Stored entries
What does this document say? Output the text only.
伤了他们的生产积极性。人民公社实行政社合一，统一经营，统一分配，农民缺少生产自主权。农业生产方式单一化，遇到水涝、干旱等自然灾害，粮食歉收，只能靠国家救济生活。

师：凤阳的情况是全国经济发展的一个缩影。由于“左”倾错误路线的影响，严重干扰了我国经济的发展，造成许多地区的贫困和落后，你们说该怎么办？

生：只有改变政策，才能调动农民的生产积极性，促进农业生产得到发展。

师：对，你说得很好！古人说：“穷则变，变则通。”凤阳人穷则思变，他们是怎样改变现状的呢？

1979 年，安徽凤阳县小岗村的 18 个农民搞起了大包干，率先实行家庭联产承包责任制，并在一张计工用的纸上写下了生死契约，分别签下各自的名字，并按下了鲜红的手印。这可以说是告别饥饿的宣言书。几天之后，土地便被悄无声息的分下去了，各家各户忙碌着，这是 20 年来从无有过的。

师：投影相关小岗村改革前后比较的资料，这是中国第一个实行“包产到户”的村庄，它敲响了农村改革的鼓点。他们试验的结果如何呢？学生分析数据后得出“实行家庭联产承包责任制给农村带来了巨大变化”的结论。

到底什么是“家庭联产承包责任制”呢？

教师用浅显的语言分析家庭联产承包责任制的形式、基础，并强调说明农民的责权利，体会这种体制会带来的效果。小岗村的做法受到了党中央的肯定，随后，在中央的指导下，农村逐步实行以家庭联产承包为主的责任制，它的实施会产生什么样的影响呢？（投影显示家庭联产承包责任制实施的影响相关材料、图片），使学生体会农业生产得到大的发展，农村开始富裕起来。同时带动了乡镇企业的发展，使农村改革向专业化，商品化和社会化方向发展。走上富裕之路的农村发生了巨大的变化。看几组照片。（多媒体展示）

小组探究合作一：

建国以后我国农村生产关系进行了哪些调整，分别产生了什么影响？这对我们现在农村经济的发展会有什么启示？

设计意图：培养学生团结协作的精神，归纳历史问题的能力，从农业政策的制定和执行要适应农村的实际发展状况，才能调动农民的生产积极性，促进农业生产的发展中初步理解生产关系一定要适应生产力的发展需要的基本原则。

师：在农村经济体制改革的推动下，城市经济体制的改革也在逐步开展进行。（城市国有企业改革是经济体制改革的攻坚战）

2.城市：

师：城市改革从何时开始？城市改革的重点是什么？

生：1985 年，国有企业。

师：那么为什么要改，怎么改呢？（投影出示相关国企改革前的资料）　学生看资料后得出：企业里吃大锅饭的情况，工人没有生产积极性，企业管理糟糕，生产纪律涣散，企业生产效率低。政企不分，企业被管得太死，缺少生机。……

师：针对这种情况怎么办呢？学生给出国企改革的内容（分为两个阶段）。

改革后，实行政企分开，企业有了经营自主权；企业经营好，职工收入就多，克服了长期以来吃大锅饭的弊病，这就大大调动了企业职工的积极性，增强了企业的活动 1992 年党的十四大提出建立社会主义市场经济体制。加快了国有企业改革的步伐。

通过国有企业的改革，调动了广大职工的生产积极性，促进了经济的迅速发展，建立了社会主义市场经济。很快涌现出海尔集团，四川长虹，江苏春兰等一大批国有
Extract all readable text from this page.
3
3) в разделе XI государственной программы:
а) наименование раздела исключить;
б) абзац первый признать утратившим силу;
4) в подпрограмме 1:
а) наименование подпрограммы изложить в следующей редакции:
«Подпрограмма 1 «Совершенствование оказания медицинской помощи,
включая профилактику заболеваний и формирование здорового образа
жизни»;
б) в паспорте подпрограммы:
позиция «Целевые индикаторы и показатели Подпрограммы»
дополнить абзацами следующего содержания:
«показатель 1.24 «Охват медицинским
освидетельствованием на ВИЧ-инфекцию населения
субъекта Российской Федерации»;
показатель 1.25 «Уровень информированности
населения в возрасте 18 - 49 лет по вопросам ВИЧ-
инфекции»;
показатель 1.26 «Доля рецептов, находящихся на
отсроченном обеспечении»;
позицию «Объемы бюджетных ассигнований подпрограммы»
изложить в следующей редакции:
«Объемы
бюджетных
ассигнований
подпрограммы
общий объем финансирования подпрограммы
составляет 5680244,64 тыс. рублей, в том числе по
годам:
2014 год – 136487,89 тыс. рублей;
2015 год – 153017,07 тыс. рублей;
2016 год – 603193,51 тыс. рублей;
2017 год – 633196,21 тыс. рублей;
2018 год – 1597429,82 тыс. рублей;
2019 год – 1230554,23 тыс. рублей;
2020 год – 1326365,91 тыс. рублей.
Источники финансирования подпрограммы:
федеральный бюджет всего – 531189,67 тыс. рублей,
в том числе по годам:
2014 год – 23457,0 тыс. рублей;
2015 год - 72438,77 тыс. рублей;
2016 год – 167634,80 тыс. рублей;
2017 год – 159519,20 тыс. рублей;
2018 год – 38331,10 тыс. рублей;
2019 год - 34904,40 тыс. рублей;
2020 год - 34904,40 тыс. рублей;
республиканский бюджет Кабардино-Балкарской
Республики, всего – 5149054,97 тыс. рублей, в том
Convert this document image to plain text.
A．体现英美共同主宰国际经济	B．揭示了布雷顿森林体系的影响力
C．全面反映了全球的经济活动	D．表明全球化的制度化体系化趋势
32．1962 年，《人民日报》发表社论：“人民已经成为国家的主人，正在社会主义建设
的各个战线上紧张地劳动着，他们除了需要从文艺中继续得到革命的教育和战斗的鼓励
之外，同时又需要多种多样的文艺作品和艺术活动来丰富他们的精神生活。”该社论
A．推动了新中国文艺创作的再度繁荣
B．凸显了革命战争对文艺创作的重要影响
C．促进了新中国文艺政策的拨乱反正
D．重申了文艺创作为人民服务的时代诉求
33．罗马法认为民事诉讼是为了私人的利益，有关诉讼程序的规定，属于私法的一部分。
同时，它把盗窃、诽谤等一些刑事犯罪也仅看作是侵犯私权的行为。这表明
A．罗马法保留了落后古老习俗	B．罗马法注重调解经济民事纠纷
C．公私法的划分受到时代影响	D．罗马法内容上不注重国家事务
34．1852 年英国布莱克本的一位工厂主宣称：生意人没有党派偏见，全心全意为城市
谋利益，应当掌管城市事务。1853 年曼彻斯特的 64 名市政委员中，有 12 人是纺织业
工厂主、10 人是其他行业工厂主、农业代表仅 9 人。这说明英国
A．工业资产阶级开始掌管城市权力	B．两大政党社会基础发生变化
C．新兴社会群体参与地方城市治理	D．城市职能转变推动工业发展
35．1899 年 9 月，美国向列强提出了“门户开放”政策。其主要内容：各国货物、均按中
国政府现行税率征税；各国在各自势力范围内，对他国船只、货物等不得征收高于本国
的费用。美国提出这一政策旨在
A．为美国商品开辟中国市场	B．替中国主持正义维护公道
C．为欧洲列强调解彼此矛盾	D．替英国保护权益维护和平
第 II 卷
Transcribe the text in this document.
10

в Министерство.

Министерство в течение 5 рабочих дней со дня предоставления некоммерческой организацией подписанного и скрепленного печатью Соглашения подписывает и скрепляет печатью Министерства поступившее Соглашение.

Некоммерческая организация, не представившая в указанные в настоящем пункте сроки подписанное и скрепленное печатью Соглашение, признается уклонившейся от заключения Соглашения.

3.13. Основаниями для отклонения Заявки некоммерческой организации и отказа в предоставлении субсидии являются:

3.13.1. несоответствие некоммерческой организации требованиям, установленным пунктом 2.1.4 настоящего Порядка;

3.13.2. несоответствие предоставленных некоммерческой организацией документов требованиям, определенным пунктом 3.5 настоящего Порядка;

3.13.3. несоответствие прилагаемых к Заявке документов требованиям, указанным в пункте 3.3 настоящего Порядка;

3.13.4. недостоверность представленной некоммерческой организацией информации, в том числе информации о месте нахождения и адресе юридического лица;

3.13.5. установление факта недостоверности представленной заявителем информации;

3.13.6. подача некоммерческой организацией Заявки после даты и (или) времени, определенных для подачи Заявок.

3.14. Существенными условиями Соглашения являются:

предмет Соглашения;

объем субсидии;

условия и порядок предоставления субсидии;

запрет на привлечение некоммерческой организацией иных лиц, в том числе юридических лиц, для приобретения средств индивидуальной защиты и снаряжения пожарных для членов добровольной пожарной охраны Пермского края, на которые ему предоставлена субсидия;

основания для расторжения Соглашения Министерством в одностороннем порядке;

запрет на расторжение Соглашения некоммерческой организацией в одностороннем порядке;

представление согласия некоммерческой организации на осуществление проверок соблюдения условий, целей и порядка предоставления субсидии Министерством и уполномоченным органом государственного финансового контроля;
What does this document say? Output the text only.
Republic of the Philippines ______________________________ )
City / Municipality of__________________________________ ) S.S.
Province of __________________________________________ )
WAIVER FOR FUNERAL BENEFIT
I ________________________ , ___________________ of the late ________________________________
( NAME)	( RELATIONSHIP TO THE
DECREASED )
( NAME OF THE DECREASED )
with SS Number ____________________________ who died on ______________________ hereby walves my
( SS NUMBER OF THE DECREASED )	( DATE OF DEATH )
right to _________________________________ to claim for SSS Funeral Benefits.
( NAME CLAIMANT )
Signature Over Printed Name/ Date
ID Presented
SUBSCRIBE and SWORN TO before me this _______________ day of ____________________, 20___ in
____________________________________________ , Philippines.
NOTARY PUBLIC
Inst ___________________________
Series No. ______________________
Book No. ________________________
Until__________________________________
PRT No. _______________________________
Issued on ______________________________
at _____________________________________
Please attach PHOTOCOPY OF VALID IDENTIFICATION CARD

* _What the exercise asks_
Go through the material line by line. Show each line that contains the string "запрет".

* _Solved exercise_
запрет на привлечение некоммерческой организацией иных лиц, в том числе юридических лиц, для приобретения средств индивидуальной защиты и снаряжения пожарных для членов добровольной пожарной охраны Пермского края, на которые ему предоставлена субсидия;
запрет на расторжение Соглашения некоммерческой организацией в одностороннем порядке;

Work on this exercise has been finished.